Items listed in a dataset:
######
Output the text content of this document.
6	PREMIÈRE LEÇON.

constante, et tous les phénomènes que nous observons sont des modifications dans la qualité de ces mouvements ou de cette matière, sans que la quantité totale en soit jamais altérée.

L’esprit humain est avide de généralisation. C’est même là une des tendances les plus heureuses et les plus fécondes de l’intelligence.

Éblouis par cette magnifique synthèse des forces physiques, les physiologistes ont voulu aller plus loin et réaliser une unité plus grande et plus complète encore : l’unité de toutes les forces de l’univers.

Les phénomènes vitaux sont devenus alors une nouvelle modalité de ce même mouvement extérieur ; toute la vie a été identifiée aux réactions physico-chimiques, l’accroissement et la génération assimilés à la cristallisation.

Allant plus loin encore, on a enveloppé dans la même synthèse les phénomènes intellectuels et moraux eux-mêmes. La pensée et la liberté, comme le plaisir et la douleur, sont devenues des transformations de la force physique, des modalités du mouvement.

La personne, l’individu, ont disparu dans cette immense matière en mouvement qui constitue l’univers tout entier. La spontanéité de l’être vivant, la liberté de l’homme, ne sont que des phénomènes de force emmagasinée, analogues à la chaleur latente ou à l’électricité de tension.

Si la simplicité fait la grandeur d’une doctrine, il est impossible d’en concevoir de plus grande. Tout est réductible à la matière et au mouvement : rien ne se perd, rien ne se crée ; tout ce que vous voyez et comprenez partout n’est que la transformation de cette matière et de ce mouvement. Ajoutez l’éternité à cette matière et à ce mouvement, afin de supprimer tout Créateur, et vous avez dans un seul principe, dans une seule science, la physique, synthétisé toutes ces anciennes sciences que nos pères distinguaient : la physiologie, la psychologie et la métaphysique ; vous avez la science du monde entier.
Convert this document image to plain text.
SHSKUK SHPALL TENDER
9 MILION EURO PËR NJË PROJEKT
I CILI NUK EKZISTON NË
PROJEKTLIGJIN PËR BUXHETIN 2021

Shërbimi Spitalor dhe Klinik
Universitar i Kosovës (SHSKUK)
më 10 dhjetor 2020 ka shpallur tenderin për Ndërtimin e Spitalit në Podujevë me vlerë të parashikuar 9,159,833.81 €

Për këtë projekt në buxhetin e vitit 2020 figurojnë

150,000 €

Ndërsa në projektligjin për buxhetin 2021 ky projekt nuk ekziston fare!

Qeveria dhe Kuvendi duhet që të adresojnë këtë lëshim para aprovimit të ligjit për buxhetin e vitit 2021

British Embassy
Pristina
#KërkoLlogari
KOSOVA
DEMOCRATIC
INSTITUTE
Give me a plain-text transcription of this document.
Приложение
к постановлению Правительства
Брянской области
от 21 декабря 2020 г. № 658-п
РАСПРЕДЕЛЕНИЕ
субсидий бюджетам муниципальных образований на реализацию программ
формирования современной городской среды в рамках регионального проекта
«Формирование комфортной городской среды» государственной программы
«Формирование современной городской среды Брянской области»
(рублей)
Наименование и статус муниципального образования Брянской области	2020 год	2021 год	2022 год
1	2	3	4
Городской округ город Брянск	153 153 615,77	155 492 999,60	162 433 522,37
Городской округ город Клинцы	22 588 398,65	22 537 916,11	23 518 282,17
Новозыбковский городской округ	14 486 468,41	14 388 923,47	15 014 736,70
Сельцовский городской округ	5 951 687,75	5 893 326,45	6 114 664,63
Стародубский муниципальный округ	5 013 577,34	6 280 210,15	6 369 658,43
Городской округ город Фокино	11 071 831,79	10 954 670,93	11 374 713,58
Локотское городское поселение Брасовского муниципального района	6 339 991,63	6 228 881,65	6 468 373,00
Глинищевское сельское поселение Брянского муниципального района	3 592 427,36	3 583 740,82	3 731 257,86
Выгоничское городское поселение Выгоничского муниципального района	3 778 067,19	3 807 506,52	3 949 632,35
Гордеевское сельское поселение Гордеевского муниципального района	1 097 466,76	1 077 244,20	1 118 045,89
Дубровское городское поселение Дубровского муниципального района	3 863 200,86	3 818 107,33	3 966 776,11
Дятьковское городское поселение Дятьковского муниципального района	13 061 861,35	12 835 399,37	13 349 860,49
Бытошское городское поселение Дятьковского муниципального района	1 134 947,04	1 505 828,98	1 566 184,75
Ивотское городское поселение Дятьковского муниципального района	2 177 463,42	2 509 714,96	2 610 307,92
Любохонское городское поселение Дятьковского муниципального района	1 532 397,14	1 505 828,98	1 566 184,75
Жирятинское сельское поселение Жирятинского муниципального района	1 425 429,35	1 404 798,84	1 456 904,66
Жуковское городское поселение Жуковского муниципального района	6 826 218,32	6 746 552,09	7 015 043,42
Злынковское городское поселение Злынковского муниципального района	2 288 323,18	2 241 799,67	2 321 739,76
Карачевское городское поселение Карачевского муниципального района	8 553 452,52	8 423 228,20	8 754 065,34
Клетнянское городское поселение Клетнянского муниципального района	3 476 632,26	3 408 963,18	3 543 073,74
######
WRITTEN EXERCISE:
Locate the lines above that contain "entier" and copy them.

REPLY TO THE EXERCISE:
La personne, l’individu, ont disparu dans cette immense matière en mouvement qui constitue l’univers tout entier. La spontanéité de l’être vivant, la liberté de l’homme, ne sont que des phénomènes de force emmagasinée, analogues à la chaleur latente ou à l’électricité de tension.
Si la simplicité fait la grandeur d’une doctrine, il est impossible d’en concevoir de plus grande. Tout est réductible à la matière et au mouvement : rien ne se perd, rien ne se crée ; tout ce que vous voyez et comprenez partout n’est que la transformation de cette matière et de ce mouvement. Ajoutez l’éternité à cette matière et à ce mouvement, afin de supprimer tout Créateur, et vous avez dans un seul principe, dans une seule science, la physique, synthétisé toutes ces anciennes sciences que nos pères distinguaient : la physiologie, la psychologie et la métaphysique ; vous avez la science du monde entier.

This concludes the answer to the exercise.